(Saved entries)

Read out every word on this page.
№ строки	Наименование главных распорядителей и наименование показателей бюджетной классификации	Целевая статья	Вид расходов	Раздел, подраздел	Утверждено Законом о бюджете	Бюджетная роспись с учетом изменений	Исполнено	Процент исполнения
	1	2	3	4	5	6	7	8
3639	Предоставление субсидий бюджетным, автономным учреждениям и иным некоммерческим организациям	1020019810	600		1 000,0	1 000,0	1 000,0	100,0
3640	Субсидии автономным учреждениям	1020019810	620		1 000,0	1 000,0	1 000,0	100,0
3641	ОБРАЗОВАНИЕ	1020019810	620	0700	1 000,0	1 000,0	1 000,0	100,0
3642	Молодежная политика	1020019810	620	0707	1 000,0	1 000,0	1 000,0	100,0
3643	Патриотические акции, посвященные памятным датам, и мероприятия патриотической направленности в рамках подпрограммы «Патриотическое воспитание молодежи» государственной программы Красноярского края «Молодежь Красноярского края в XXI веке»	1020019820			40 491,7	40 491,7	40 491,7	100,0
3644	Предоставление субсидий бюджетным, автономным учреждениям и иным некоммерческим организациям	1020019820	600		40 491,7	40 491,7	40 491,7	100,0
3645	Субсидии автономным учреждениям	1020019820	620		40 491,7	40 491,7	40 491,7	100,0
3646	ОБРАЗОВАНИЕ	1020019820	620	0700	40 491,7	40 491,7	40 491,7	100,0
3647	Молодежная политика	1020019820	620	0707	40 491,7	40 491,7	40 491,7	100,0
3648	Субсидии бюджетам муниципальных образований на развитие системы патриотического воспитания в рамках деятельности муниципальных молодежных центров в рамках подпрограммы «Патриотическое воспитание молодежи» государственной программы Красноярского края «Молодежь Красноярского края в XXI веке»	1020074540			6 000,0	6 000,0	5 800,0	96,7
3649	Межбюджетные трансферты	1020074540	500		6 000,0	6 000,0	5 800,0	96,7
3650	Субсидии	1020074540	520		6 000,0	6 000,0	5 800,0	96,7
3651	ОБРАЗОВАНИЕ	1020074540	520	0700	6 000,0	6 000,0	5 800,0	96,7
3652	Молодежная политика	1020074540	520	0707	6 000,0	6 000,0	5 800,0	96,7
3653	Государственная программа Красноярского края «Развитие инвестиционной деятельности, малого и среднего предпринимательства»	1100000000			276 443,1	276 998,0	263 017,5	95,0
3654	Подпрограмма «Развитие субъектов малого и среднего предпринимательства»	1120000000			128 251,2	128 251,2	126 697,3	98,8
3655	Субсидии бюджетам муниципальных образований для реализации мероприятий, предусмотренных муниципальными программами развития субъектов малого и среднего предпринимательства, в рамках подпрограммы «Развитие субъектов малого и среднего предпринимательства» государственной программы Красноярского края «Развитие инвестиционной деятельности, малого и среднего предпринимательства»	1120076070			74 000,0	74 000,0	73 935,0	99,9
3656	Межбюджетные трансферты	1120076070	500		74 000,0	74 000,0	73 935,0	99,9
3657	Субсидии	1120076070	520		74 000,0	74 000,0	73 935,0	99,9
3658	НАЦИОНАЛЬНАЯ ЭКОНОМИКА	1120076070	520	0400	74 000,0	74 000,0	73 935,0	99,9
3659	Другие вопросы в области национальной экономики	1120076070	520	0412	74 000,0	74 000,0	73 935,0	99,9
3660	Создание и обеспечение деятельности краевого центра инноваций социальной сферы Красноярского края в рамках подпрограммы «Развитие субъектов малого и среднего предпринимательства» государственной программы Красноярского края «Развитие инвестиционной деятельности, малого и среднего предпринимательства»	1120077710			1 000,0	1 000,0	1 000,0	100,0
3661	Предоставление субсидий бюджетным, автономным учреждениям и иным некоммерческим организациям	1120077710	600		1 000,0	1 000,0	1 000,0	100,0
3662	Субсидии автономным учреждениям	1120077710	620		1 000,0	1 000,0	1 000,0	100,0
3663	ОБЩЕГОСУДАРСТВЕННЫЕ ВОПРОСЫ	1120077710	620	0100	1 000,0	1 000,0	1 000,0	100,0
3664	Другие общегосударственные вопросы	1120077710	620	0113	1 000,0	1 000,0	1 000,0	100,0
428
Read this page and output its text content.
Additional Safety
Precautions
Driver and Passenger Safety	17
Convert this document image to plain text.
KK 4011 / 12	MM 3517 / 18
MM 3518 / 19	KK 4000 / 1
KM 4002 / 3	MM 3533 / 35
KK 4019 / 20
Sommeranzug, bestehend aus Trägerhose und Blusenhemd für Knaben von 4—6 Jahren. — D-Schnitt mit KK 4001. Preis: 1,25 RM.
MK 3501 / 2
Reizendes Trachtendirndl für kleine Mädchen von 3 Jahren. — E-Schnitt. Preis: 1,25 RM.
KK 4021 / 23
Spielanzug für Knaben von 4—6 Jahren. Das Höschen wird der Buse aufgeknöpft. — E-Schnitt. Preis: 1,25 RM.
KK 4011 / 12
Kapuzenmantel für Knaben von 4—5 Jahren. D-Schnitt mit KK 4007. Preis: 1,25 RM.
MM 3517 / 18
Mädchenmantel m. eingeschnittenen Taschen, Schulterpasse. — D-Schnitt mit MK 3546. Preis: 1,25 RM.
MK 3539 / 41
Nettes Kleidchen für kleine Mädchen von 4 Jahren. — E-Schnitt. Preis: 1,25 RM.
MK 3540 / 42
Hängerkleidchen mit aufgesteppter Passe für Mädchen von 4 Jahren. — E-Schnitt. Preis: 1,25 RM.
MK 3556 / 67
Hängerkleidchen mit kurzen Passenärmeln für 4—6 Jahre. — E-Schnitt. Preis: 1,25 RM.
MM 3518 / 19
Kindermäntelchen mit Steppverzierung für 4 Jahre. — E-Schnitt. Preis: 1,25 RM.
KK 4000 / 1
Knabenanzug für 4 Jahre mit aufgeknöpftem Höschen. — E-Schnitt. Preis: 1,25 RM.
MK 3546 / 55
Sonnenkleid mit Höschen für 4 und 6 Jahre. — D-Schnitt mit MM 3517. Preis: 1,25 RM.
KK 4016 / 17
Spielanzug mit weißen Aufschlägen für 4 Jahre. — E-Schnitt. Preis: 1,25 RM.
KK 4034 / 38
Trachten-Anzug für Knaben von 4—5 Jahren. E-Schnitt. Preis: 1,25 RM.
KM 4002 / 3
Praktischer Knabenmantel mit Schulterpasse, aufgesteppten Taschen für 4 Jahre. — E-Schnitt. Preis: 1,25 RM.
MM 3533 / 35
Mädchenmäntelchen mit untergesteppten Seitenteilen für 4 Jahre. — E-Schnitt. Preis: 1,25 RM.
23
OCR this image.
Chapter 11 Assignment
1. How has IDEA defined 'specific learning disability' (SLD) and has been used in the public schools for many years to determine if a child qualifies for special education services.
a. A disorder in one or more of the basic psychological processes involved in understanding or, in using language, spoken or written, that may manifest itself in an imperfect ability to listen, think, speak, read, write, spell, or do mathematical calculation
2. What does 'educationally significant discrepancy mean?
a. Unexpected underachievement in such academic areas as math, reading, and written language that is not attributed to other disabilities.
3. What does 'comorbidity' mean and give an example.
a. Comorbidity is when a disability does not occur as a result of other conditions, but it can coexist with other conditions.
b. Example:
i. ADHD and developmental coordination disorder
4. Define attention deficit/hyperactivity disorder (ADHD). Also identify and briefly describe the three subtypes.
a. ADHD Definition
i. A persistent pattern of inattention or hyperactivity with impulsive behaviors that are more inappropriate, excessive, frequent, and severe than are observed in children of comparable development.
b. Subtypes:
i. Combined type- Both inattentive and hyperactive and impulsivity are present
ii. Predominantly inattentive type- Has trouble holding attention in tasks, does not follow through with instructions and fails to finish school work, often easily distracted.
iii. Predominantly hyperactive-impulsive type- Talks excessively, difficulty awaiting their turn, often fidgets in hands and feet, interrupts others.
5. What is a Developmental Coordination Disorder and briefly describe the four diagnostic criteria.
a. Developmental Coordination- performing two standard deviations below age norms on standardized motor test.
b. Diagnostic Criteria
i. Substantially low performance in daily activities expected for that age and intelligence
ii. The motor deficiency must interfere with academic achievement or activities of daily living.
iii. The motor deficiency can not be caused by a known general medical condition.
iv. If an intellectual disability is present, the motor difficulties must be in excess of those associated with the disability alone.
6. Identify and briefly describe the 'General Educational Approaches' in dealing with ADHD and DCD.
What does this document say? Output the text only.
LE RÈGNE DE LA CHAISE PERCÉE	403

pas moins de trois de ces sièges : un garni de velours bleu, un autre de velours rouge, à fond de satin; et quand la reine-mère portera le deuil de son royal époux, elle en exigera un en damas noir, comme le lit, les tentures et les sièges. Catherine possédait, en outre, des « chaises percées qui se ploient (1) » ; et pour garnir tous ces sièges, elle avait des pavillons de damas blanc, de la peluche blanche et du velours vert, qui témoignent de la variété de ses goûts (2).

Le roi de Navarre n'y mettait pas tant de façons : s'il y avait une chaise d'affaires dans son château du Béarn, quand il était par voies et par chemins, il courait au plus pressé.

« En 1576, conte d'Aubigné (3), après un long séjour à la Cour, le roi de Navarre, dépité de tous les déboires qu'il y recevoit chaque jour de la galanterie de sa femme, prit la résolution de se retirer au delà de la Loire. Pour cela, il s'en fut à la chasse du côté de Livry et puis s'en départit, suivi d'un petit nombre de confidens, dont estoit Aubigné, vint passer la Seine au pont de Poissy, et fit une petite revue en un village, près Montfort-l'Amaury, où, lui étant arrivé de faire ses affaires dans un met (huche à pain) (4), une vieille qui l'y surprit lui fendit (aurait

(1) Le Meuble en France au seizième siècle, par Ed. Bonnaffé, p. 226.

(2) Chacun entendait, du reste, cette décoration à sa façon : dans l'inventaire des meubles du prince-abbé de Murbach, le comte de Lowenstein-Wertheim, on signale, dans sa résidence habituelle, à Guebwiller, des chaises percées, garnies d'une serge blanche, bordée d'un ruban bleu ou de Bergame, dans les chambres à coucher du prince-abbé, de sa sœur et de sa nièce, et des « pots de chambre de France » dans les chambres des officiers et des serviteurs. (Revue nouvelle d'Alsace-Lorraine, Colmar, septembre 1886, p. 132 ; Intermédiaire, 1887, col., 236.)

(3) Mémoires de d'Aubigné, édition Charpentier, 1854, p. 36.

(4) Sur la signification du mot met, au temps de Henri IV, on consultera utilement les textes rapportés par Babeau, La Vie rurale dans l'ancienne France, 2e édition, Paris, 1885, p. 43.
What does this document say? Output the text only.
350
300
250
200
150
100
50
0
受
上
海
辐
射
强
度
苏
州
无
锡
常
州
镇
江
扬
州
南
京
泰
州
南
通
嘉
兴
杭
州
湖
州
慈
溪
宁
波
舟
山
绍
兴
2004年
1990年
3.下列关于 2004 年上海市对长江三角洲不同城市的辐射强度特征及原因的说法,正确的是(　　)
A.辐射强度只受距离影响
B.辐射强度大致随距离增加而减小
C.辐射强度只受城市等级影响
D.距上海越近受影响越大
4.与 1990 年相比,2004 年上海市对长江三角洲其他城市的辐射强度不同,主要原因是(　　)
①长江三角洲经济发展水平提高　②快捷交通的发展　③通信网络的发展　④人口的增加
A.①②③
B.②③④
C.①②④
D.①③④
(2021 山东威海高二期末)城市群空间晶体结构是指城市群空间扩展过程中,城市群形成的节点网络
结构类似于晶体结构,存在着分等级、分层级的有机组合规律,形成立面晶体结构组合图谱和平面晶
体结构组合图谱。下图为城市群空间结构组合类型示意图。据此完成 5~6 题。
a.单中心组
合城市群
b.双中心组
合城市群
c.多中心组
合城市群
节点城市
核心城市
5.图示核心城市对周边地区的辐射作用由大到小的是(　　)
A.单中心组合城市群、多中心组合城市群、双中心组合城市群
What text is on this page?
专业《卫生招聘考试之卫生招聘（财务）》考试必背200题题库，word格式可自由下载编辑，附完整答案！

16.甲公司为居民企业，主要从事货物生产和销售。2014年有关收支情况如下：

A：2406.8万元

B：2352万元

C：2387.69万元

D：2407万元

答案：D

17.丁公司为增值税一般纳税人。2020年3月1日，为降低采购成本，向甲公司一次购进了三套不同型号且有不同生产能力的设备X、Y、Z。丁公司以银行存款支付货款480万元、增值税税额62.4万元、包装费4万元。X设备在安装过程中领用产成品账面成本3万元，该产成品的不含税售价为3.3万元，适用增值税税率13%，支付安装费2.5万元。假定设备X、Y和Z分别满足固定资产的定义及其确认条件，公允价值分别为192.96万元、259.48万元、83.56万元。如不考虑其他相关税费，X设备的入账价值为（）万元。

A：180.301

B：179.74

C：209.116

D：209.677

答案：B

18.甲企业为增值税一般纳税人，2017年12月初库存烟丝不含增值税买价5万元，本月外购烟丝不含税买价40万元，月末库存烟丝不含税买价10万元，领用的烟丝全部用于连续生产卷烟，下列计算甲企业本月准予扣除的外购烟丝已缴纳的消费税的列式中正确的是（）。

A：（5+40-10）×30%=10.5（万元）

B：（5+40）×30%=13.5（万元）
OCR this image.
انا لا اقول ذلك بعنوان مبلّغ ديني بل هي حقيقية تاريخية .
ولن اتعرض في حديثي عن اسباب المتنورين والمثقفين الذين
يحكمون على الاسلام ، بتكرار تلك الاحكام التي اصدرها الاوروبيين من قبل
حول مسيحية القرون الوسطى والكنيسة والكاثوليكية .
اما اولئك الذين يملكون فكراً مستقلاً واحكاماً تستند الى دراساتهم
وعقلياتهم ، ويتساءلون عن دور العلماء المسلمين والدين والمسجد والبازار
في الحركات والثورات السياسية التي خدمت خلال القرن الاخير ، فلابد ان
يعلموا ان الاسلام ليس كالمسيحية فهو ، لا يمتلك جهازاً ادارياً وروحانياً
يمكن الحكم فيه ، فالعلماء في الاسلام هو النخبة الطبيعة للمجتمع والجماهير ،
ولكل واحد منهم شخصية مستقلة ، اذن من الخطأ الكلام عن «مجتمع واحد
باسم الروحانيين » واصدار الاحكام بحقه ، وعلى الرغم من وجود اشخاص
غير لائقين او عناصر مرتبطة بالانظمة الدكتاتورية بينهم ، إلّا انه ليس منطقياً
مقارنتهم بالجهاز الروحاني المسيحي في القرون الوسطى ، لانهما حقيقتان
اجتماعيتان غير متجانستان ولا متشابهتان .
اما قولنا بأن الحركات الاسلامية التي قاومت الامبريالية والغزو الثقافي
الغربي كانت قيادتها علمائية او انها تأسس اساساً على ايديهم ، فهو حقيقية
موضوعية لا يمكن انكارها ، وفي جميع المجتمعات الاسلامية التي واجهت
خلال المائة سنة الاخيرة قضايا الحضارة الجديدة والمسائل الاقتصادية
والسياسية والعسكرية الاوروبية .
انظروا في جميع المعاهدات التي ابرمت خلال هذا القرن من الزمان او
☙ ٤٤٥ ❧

**The task**: Which lines above contain the word "субсидий"? Copy each of them.

**Solution for this problem**:
3639	Предоставление субсидий бюджетным, автономным учреждениям и иным некоммерческим организациям	1020019810	600		1 000,0	1 000,0	1 000,0	100,0
3644	Предоставление субсидий бюджетным, автономным учреждениям и иным некоммерческим организациям	1020019820	600		40 491,7	40 491,7	40 491,7	100,0
3661	Предоставление субсидий бюджетным, автономным учреждениям и иным некоммерческим организациям	1120077710	600		1 000,0	1 000,0	1 000,0	100,0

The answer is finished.